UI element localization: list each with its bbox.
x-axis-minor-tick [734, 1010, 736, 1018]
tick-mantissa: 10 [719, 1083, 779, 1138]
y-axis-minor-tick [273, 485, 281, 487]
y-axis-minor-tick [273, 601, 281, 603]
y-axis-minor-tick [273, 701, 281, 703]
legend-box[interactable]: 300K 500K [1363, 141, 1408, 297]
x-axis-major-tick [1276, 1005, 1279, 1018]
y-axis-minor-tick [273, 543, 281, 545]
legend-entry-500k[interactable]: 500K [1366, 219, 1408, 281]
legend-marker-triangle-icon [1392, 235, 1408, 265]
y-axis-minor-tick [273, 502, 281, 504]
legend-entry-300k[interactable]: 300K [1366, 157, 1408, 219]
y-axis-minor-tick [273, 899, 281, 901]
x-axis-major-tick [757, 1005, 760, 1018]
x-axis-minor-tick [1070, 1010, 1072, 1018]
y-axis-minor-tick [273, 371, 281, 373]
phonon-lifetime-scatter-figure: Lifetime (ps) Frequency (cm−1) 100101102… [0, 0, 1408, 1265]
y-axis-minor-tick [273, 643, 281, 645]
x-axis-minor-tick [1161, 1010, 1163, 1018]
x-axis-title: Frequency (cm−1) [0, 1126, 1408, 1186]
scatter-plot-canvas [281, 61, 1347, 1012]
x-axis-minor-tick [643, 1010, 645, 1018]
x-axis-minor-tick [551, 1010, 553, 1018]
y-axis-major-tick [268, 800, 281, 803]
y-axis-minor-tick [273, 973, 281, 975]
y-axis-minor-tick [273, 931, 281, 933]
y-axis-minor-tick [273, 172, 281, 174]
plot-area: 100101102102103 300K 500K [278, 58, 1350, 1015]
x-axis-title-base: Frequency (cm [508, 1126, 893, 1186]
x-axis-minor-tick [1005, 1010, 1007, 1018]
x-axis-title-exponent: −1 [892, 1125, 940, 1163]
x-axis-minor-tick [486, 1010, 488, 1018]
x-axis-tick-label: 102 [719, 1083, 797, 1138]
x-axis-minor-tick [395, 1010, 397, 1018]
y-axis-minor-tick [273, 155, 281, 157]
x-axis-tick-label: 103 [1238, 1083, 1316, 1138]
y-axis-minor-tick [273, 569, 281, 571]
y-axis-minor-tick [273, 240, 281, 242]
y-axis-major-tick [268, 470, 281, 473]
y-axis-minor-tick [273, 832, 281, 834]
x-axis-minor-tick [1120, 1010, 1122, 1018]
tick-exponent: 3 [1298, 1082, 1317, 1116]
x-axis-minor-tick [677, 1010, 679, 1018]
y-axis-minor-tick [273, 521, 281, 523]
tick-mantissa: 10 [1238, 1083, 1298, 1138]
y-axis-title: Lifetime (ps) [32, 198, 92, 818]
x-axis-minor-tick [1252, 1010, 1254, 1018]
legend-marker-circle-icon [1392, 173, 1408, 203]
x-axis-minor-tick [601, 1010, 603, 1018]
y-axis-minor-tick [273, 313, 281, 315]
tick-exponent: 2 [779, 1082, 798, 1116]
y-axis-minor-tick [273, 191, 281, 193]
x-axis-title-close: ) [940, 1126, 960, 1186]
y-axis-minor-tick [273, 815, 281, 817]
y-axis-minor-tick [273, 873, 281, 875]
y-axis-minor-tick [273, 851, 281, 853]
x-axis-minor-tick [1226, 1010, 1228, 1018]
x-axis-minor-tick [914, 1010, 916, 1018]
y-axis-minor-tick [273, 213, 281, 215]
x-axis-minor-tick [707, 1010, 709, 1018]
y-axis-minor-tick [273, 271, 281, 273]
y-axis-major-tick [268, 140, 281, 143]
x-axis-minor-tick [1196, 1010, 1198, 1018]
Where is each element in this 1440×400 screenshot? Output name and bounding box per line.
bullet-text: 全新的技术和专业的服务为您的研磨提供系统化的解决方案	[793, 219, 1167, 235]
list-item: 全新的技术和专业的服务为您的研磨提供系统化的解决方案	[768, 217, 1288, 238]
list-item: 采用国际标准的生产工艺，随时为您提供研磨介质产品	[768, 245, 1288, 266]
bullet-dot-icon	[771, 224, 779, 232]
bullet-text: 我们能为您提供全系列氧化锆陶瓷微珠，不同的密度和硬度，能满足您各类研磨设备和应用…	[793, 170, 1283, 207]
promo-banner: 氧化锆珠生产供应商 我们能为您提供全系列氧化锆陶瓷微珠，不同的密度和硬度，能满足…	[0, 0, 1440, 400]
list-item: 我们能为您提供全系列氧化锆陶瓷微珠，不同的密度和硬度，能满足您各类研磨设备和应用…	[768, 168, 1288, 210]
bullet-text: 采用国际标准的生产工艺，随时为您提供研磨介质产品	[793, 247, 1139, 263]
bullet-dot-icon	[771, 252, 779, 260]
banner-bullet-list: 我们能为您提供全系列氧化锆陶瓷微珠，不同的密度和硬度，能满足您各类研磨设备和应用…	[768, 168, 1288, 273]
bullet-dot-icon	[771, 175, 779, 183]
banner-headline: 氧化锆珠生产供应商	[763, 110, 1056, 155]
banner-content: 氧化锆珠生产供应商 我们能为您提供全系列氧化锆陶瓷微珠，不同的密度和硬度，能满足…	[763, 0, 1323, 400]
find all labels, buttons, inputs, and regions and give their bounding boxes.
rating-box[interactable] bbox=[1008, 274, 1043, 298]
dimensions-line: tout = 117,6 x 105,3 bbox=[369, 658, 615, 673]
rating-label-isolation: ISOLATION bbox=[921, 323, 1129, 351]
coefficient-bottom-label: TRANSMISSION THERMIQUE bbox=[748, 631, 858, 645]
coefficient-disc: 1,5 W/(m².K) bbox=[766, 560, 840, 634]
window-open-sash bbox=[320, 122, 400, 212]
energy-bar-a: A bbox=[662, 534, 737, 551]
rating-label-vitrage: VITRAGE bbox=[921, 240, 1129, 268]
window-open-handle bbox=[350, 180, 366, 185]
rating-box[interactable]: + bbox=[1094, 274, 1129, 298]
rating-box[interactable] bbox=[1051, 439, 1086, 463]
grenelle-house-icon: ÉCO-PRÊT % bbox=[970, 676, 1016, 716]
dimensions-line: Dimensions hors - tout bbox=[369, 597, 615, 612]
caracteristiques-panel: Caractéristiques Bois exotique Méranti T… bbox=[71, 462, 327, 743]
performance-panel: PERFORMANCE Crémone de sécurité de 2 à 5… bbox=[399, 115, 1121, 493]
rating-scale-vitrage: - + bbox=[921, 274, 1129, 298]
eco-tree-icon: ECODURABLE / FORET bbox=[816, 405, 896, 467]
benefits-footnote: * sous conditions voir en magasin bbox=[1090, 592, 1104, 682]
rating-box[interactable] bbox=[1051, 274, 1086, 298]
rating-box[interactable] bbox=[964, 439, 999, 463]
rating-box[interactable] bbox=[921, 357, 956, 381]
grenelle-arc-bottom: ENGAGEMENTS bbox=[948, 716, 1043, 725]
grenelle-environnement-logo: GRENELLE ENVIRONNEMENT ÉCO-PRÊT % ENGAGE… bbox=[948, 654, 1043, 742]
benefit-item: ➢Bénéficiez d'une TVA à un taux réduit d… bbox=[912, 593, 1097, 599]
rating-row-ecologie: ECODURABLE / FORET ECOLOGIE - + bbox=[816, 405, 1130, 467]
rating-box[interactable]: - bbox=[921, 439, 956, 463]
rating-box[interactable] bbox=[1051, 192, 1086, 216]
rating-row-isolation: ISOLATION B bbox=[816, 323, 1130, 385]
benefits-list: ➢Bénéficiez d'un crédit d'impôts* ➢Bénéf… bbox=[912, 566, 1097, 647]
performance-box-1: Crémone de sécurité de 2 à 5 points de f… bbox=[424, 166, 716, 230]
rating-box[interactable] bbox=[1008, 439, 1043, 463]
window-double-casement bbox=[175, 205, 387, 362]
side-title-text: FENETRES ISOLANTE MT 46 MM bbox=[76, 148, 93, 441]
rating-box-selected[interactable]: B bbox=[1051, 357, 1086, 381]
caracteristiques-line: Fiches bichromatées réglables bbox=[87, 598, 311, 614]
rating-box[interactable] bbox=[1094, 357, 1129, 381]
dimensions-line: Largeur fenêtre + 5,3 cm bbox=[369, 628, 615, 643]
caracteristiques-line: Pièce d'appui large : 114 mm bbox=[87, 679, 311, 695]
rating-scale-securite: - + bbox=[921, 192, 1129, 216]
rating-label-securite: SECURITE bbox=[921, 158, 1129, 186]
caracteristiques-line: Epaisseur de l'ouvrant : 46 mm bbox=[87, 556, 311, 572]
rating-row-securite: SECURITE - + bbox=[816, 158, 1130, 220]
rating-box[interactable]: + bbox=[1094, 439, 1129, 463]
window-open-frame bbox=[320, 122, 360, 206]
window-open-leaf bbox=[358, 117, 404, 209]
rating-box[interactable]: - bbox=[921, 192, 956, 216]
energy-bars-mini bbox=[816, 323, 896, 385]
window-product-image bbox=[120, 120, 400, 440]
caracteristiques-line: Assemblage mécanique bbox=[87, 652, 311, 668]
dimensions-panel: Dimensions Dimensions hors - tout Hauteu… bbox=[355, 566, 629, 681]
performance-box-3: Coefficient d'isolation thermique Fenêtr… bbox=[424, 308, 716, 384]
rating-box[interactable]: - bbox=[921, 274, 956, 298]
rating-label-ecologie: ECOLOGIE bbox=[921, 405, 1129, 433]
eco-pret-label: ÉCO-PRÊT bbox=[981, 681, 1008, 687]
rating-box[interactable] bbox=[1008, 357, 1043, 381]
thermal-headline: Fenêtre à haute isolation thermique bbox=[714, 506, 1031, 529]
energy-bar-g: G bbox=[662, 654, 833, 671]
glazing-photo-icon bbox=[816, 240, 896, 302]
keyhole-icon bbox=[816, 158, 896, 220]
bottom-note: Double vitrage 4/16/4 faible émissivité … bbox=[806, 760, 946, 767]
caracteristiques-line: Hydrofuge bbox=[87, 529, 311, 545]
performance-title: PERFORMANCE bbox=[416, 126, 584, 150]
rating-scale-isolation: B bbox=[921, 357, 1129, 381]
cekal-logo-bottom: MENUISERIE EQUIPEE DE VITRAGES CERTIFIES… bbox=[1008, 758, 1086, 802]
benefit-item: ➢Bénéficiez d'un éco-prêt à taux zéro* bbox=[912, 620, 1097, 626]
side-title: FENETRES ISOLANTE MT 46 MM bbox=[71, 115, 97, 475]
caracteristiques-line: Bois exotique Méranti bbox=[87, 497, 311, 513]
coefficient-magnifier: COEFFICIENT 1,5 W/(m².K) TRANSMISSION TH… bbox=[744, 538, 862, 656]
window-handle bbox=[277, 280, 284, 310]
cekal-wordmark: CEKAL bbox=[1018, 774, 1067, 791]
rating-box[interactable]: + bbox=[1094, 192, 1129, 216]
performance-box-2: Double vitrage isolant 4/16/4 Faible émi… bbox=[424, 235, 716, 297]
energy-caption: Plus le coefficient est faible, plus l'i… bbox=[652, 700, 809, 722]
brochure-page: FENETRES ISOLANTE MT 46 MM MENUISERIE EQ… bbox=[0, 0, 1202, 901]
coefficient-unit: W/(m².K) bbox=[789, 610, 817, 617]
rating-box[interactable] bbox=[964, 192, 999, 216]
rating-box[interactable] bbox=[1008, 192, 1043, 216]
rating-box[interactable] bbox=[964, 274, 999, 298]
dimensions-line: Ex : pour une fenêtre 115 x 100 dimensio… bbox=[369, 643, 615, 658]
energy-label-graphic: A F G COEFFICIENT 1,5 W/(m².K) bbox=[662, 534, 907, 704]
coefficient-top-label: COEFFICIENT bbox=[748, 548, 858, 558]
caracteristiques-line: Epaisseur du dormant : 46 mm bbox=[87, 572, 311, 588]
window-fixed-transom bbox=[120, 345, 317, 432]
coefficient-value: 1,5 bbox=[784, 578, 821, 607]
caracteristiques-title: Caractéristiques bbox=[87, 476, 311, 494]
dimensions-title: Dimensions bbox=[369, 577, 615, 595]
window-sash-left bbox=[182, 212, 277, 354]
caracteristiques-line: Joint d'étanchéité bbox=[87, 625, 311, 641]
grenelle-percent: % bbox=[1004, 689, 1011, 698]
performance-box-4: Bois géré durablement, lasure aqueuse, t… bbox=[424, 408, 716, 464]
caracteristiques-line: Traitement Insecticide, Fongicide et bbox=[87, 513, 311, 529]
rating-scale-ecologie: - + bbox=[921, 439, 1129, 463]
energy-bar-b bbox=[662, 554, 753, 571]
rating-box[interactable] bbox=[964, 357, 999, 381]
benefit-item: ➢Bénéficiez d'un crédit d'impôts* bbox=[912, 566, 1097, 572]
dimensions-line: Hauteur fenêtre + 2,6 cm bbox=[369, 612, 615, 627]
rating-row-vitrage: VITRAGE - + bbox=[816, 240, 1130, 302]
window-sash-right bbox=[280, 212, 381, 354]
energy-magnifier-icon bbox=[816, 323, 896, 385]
──────
◆ Goal of the exercise:
Please copy the rows word for word, starting at the first row and ending at the row that contains "y-axis-minor-tick [273, 931, 281, 933]", with both of those rows included.

◆ Finished exercise:
UI element localization: list each with its bbox.
x-axis-minor-tick [734, 1010, 736, 1018]
tick-mantissa: 10 [719, 1083, 779, 1138]
y-axis-minor-tick [273, 485, 281, 487]
y-axis-minor-tick [273, 601, 281, 603]
y-axis-minor-tick [273, 701, 281, 703]
legend-box[interactable]: 300K 500K [1363, 141, 1408, 297]
x-axis-major-tick [1276, 1005, 1279, 1018]
y-axis-minor-tick [273, 543, 281, 545]
legend-entry-500k[interactable]: 500K [1366, 219, 1408, 281]
legend-marker-triangle-icon [1392, 235, 1408, 265]
y-axis-minor-tick [273, 502, 281, 504]
legend-entry-300k[interactable]: 300K [1366, 157, 1408, 219]
y-axis-minor-tick [273, 899, 281, 901]
x-axis-major-tick [757, 1005, 760, 1018]
x-axis-minor-tick [1070, 1010, 1072, 1018]
y-axis-minor-tick [273, 371, 281, 373]
phonon-lifetime-scatter-figure: Lifetime (ps) Frequency (cm−1) 100101102… [0, 0, 1408, 1265]
y-axis-minor-tick [273, 643, 281, 645]
x-axis-minor-tick [1161, 1010, 1163, 1018]
x-axis-title: Frequency (cm−1) [0, 1126, 1408, 1186]
scatter-plot-canvas [281, 61, 1347, 1012]
x-axis-minor-tick [643, 1010, 645, 1018]
x-axis-minor-tick [551, 1010, 553, 1018]
y-axis-major-tick [268, 800, 281, 803]
y-axis-minor-tick [273, 973, 281, 975]
y-axis-minor-tick [273, 931, 281, 933]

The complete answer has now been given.